WRITTEN REQUEST -> Without omitting anything, retype the data that follows.

SOURCE RECORDS ->
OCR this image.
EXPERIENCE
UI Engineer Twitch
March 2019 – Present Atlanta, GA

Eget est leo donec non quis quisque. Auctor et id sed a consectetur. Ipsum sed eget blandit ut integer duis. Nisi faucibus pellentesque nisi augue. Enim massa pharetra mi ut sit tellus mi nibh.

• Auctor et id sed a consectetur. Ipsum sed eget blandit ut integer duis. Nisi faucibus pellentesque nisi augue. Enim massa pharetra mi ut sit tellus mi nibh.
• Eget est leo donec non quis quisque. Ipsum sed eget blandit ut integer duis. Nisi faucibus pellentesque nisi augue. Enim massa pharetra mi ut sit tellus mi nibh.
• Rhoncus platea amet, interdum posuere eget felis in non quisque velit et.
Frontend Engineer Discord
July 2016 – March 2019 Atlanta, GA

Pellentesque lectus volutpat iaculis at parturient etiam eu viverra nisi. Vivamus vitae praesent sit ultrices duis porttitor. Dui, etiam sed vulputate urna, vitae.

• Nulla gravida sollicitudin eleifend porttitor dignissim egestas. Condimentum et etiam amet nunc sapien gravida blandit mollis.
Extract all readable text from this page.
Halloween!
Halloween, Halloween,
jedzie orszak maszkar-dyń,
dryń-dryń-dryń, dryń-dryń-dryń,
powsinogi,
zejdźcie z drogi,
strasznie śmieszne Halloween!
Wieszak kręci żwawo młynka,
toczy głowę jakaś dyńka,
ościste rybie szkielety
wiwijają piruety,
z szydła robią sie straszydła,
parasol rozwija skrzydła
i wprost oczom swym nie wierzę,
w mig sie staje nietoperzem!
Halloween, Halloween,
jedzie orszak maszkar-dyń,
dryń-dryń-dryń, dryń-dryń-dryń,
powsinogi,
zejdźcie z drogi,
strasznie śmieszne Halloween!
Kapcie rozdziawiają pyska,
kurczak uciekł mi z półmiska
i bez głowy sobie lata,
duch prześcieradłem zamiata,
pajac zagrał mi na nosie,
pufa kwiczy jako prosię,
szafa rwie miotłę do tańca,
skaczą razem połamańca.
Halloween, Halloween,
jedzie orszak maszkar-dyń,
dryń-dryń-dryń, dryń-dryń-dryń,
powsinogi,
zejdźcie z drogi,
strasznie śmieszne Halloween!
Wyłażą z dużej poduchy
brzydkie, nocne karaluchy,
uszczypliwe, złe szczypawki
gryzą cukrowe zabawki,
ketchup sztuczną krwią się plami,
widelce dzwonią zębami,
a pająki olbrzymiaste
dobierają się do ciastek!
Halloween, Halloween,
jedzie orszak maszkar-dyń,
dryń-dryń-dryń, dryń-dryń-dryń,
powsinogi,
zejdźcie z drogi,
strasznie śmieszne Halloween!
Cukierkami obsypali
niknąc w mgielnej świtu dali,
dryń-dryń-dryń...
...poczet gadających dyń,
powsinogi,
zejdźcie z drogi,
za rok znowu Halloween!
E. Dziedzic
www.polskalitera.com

WRITTEN SOLUTION ->
OCR this image.
EXPERIENCE
UI Engineer Twitch
March 2019 – Present Atlanta, GA

Eget est leo donec non quis quisque. Auctor et id sed a consectetur. Ipsum sed eget blandit ut integer duis. Nisi faucibus pellentesque nisi augue. Enim massa pharetra mi ut sit tellus mi nibh.

• Auctor et id sed a consectetur. Ipsum sed eget blandit ut integer duis. Nisi faucibus pellentesque nisi augue. Enim massa pharetra mi ut sit tellus mi nibh.
• Eget est leo donec non quis quisque. Ipsum sed eget blandit ut integer duis. Nisi faucibus pellentesque nisi augue. Enim massa pharetra mi ut sit tellus mi nibh.
• Rhoncus platea amet, interdum posuere eget felis in non quisque velit et.
Frontend Engineer Discord
July 2016 – March 2019 Atlanta, GA

Pellentesque lectus volutpat iaculis at parturient etiam eu viverra nisi. Vivamus vitae praesent sit ultrices duis porttitor. Dui, etiam sed vulputate urna, vitae.

• Nulla gravida sollicitudin eleifend porttitor dignissim egestas. Condimentum et etiam amet nunc sapien gravida blandit mollis.
Extract all readable text from this page.
Halloween!
Halloween, Halloween,
jedzie orszak maszkar-dyń,
dryń-dryń-dryń, dryń-dryń-dryń,
powsinogi,
zejdźcie z drogi,
strasznie śmieszne Halloween!
Wieszak kręci żwawo młynka,
toczy głowę jakaś dyńka,
ościste rybie szkielety
wiwijają piruety,
z szydła robią sie straszydła,
parasol rozwija skrzydła
i wprost oczom swym nie wierzę,
w mig sie staje nietoperzem!
Halloween, Halloween,
jedzie orszak maszkar-dyń,
dryń-dryń-dryń, dryń-dryń-dryń,
powsinogi,
zejdźcie z drogi,
strasznie śmieszne Halloween!
Kapcie rozdziawiają pyska,
kurczak uciekł mi z półmiska
i bez głowy sobie lata,
duch prześcieradłem zamiata,
pajac zagrał mi na nosie,
pufa kwiczy jako prosię,
szafa rwie miotłę do tańca,
skaczą razem połamańca.
Halloween, Halloween,
jedzie orszak maszkar-dyń,
dryń-dryń-dryń, dryń-dryń-dryń,
powsinogi,
zejdźcie z drogi,
strasznie śmieszne Halloween!
Wyłażą z dużej poduchy
brzydkie, nocne karaluchy,
uszczypliwe, złe szczypawki
gryzą cukrowe zabawki,
ketchup sztuczną krwią się plami,
widelce dzwonią zębami,
a pająki olbrzymiaste
dobierają się do ciastek!
Halloween, Halloween,
jedzie orszak maszkar-dyń,
dryń-dryń-dryń, dryń-dryń-dryń,
powsinogi,
zejdźcie z drogi,
strasznie śmieszne Halloween!
Cukierkami obsypali
niknąc w mgielnej świtu dali,
dryń-dryń-dryń...
...poczet gadających dyń,
powsinogi,
zejdźcie z drogi,
za rok znowu Halloween!
E. Dziedzic
www.polskalitera.com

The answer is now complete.